**GIVEN TASK:**
Go through the listing and write out all of it exactly.

**SOURCE DATA:**

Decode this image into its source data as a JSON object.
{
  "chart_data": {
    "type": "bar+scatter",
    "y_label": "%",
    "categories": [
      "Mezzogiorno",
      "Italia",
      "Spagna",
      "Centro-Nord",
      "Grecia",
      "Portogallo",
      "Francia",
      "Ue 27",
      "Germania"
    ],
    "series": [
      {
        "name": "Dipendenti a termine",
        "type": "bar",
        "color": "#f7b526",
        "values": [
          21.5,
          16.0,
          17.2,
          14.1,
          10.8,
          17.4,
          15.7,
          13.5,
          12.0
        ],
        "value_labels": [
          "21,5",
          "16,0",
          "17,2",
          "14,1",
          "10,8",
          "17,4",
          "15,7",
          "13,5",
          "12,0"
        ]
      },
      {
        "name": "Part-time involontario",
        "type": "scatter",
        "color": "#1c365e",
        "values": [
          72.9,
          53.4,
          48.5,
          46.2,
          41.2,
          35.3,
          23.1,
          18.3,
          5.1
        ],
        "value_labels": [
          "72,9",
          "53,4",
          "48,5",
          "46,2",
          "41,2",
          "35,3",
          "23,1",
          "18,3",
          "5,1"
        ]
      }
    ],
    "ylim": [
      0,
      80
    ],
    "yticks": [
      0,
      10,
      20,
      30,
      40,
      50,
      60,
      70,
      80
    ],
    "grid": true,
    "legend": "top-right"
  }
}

**SOLVED EXERCISE:**
Decode this image into its source data as a JSON object.
{
  "chart_data": {
    "type": "bar+scatter",
    "y_label": "%",
    "categories": [
      "Mezzogiorno",
      "Italia",
      "Spagna",
      "Centro-Nord",
      "Grecia",
      "Portogallo",
      "Francia",
      "Ue 27",
      "Germania"
    ],
    "series": [
      {
        "name": "Dipendenti a termine",
        "type": "bar",
        "color": "#f7b526",
        "values": [
          21.5,
          16.0,
          17.2,
          14.1,
          10.8,
          17.4,
          15.7,
          13.5,
          12.0
        ],
        "value_labels": [
          "21,5",
          "16,0",
          "17,2",
          "14,1",
          "10,8",
          "17,4",
          "15,7",
          "13,5",
          "12,0"
        ]
      },
      {
        "name": "Part-time involontario",
        "type": "scatter",
        "color": "#1c365e",
        "values": [
          72.9,
          53.4,
          48.5,
          46.2,
          41.2,
          35.3,
          23.1,
          18.3,
          5.1
        ],
        "value_labels": [
          "72,9",
          "53,4",
          "48,5",
          "46,2",
          "41,2",
          "35,3",
          "23,1",
          "18,3",
          "5,1"
        ]
      }
    ],
    "ylim": [
      0,
      80
    ],
    "yticks": [
      0,
      10,
      20,
      30,
      40,
      50,
      60,
      70,
      80
    ],
    "grid": true,
    "legend": "top-right"
  }
}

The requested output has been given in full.